[Figure record extracts]
* * * * * * *
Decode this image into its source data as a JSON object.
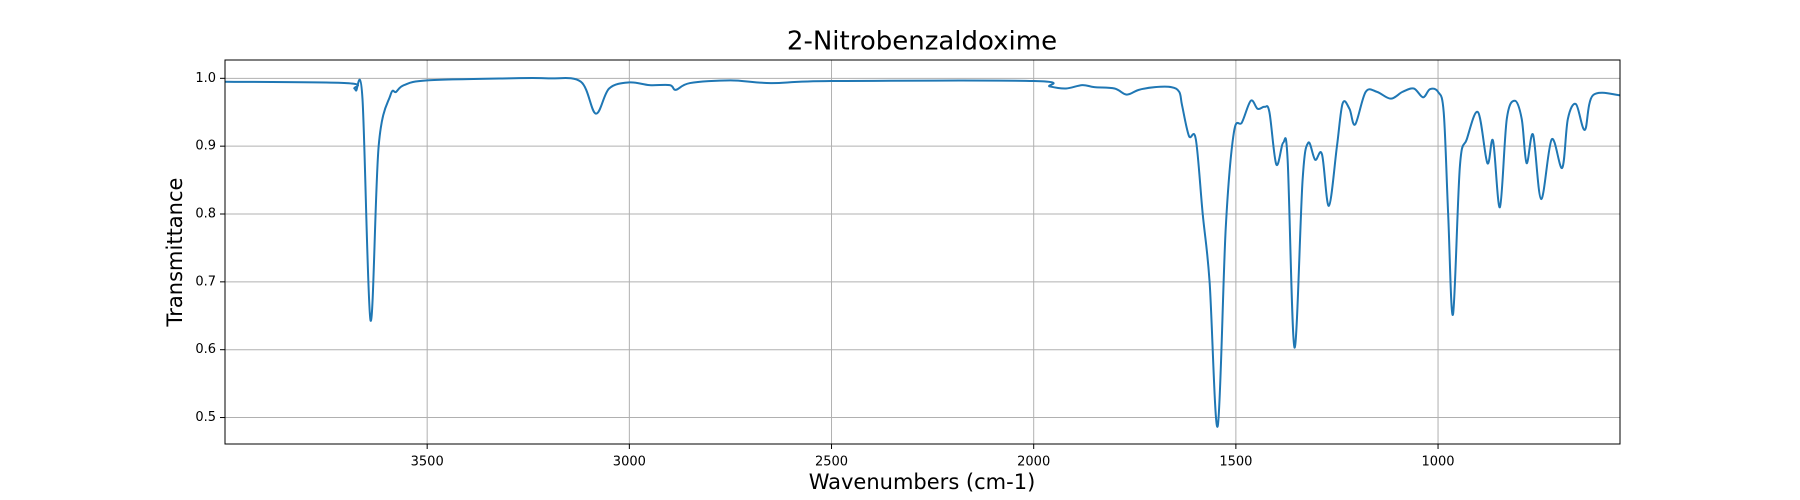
{
  "chart_data": {
    "type": "line",
    "title": "2-Nitrobenzaldoxime",
    "x_label": "Wavenumbers (cm-1)",
    "y_label": "Transmittance",
    "x": [
      4000,
      3700,
      3680,
      3676,
      3660,
      3640,
      3620,
      3591,
      3577,
      3557,
      3500,
      3300,
      3200,
      3120,
      3083,
      3050,
      3000,
      2950,
      2900,
      2885,
      2850,
      2750,
      2650,
      2500,
      2000,
      1960,
      1920,
      1880,
      1850,
      1800,
      1770,
      1740,
      1700,
      1660,
      1640,
      1633,
      1616,
      1599,
      1582,
      1565,
      1545,
      1525,
      1505,
      1485,
      1463,
      1446,
      1429,
      1417,
      1400,
      1383,
      1372,
      1355,
      1335,
      1321,
      1304,
      1287,
      1270,
      1250,
      1236,
      1219,
      1205,
      1179,
      1151,
      1117,
      1088,
      1060,
      1037,
      1020,
      1000,
      986,
      975,
      963,
      946,
      929,
      901,
      878,
      864,
      847,
      830,
      810,
      793,
      781,
      765,
      745,
      719,
      693,
      679,
      659,
      637,
      617,
      550
    ],
    "series": [
      {
        "name": "2-Nitrobenzaldoxime",
        "color": "#1f77b4",
        "values": [
          0.995,
          0.993,
          0.985,
          0.982,
          0.97,
          0.643,
          0.9,
          0.975,
          0.98,
          0.99,
          0.997,
          1.0,
          1.0,
          0.995,
          0.948,
          0.985,
          0.994,
          0.99,
          0.99,
          0.983,
          0.993,
          0.997,
          0.993,
          0.996,
          0.996,
          0.988,
          0.985,
          0.99,
          0.987,
          0.985,
          0.976,
          0.983,
          0.987,
          0.987,
          0.98,
          0.96,
          0.915,
          0.91,
          0.8,
          0.7,
          0.487,
          0.78,
          0.92,
          0.935,
          0.967,
          0.955,
          0.958,
          0.95,
          0.873,
          0.905,
          0.88,
          0.603,
          0.85,
          0.905,
          0.88,
          0.888,
          0.812,
          0.9,
          0.963,
          0.955,
          0.932,
          0.98,
          0.98,
          0.97,
          0.98,
          0.985,
          0.972,
          0.984,
          0.98,
          0.95,
          0.8,
          0.652,
          0.87,
          0.91,
          0.95,
          0.875,
          0.908,
          0.81,
          0.94,
          0.967,
          0.94,
          0.875,
          0.917,
          0.822,
          0.91,
          0.868,
          0.94,
          0.962,
          0.924,
          0.975,
          0.975
        ]
      }
    ],
    "xlim": [
      4000,
      550
    ],
    "ylim": [
      0.461,
      1.027
    ],
    "xticks": [
      3500,
      3000,
      2500,
      2000,
      1500,
      1000
    ],
    "yticks": [
      0.5,
      0.6,
      0.7,
      0.8,
      0.9,
      {
        "value": 1,
        "label": "1.0"
      }
    ],
    "grid": true
  }
}
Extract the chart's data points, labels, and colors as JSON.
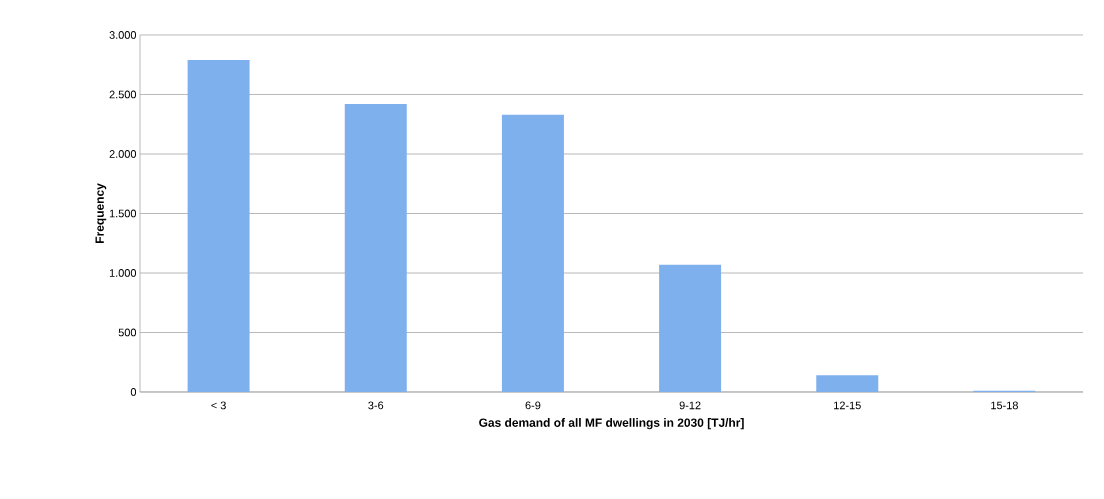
{
  "chart_data": {
    "type": "bar",
    "xlabel": "Gas demand of all MF dwellings in 2030 [TJ/hr]",
    "ylabel": "Frequency",
    "categories": [
      "< 3",
      "3-6",
      "6-9",
      "9-12",
      "12-15",
      "15-18"
    ],
    "values": [
      2790,
      2420,
      2330,
      1070,
      140,
      10
    ],
    "color": "#7fb0ee",
    "ylim": [
      0,
      3000
    ],
    "yticks": [
      {
        "value": 0,
        "label": "0"
      },
      {
        "value": 500,
        "label": "500"
      },
      {
        "value": 1000,
        "label": "1.000"
      },
      {
        "value": 1500,
        "label": "1.500"
      },
      {
        "value": 2000,
        "label": "2.000"
      },
      {
        "value": 2500,
        "label": "2.500"
      },
      {
        "value": 3000,
        "label": "3.000"
      }
    ],
    "grid": "y"
  }
}
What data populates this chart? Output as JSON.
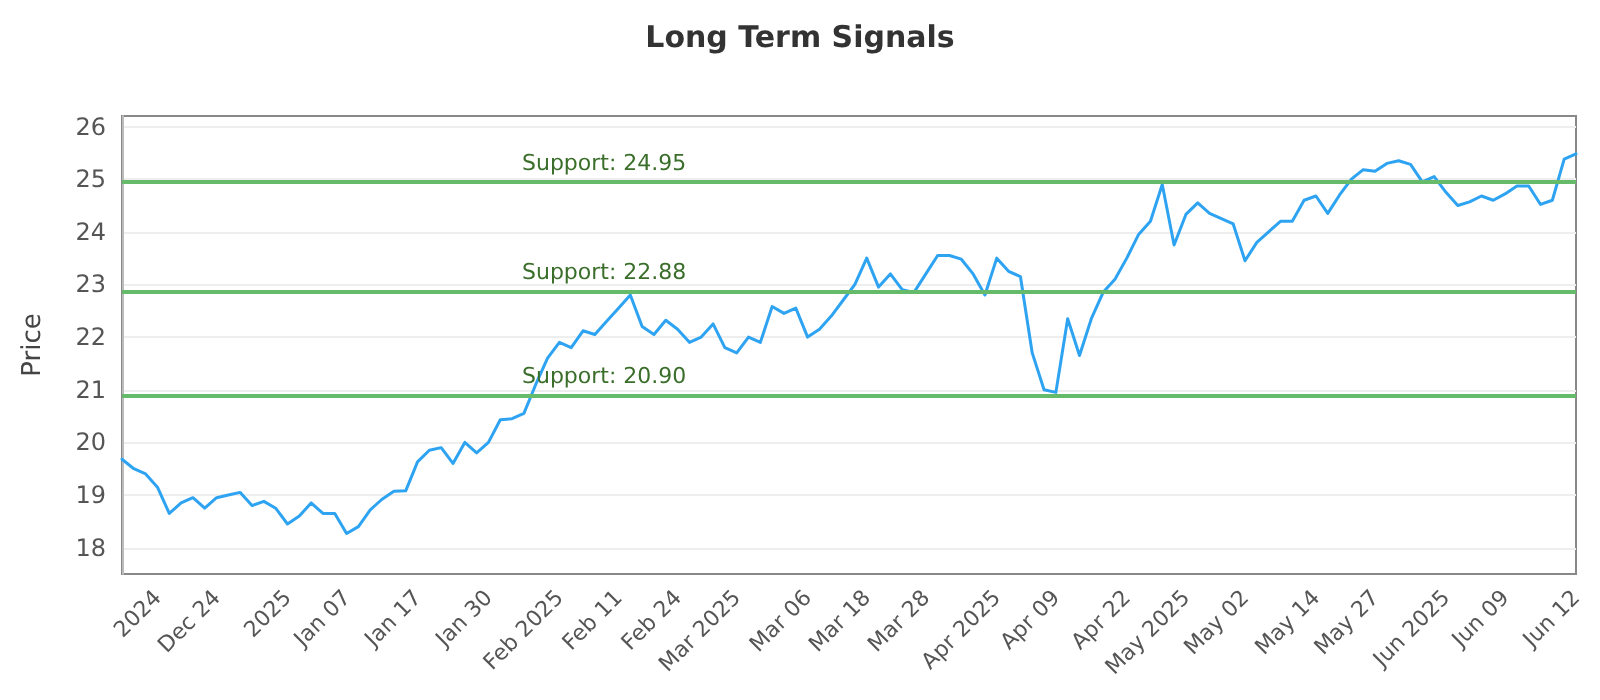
* * * * * * *
Retype each entry precisely. Skip images entirely.

### Task output
Decode this image into its source data as a JSON object.
{
  "chart_data": {
    "type": "line",
    "title": "2-Nitrobenzaldoxime",
    "x_label": "Wavenumbers (cm-1)",
    "y_label": "Transmittance",
    "x": [
      4000,
      3700,
      3680,
      3676,
      3660,
      3640,
      3620,
      3591,
      3577,
      3557,
      3500,
      3300,
      3200,
      3120,
      3083,
      3050,
      3000,
      2950,
      2900,
      2885,
      2850,
      2750,
      2650,
      2500,
      2000,
      1960,
      1920,
      1880,
      1850,
      1800,
      1770,
      1740,
      1700,
      1660,
      1640,
      1633,
      1616,
      1599,
      1582,
      1565,
      1545,
      1525,
      1505,
      1485,
      1463,
      1446,
      1429,
      1417,
      1400,
      1383,
      1372,
      1355,
      1335,
      1321,
      1304,
      1287,
      1270,
      1250,
      1236,
      1219,
      1205,
      1179,
      1151,
      1117,
      1088,
      1060,
      1037,
      1020,
      1000,
      986,
      975,
      963,
      946,
      929,
      901,
      878,
      864,
      847,
      830,
      810,
      793,
      781,
      765,
      745,
      719,
      693,
      679,
      659,
      637,
      617,
      550
    ],
    "series": [
      {
        "name": "2-Nitrobenzaldoxime",
        "color": "#1f77b4",
        "values": [
          0.995,
          0.993,
          0.985,
          0.982,
          0.97,
          0.643,
          0.9,
          0.975,
          0.98,
          0.99,
          0.997,
          1.0,
          1.0,
          0.995,
          0.948,
          0.985,
          0.994,
          0.99,
          0.99,
          0.983,
          0.993,
          0.997,
          0.993,
          0.996,
          0.996,
          0.988,
          0.985,
          0.99,
          0.987,
          0.985,
          0.976,
          0.983,
          0.987,
          0.987,
          0.98,
          0.96,
          0.915,
          0.91,
          0.8,
          0.7,
          0.487,
          0.78,
          0.92,
          0.935,
          0.967,
          0.955,
          0.958,
          0.95,
          0.873,
          0.905,
          0.88,
          0.603,
          0.85,
          0.905,
          0.88,
          0.888,
          0.812,
          0.9,
          0.963,
          0.955,
          0.932,
          0.98,
          0.98,
          0.97,
          0.98,
          0.985,
          0.972,
          0.984,
          0.98,
          0.95,
          0.8,
          0.652,
          0.87,
          0.91,
          0.95,
          0.875,
          0.908,
          0.81,
          0.94,
          0.967,
          0.94,
          0.875,
          0.917,
          0.822,
          0.91,
          0.868,
          0.94,
          0.962,
          0.924,
          0.975,
          0.975
        ]
      }
    ],
    "xlim": [
      4000,
      550
    ],
    "ylim": [
      0.461,
      1.027
    ],
    "xticks": [
      3500,
      3000,
      2500,
      2000,
      1500,
      1000
    ],
    "yticks": [
      0.5,
      0.6,
      0.7,
      0.8,
      0.9,
      {
        "value": 1,
        "label": "1.0"
      }
    ],
    "grid": true
  }
}
Extract the chart's data points, labels, and colors as JSON.
{
  "chart_data": {
    "type": "bar",
    "xlabel": "Gas demand of all MF dwellings in 2030 [TJ/hr]",
    "ylabel": "Frequency",
    "categories": [
      "< 3",
      "3-6",
      "6-9",
      "9-12",
      "12-15",
      "15-18"
    ],
    "values": [
      2790,
      2420,
      2330,
      1070,
      140,
      10
    ],
    "color": "#7fb0ee",
    "ylim": [
      0,
      3000
    ],
    "yticks": [
      {
        "value": 0,
        "label": "0"
      },
      {
        "value": 500,
        "label": "500"
      },
      {
        "value": 1000,
        "label": "1.000"
      },
      {
        "value": 1500,
        "label": "1.500"
      },
      {
        "value": 2000,
        "label": "2.000"
      },
      {
        "value": 2500,
        "label": "2.500"
      },
      {
        "value": 3000,
        "label": "3.000"
      }
    ],
    "grid": "y"
  }
}
What data populates this chart? Output as JSON.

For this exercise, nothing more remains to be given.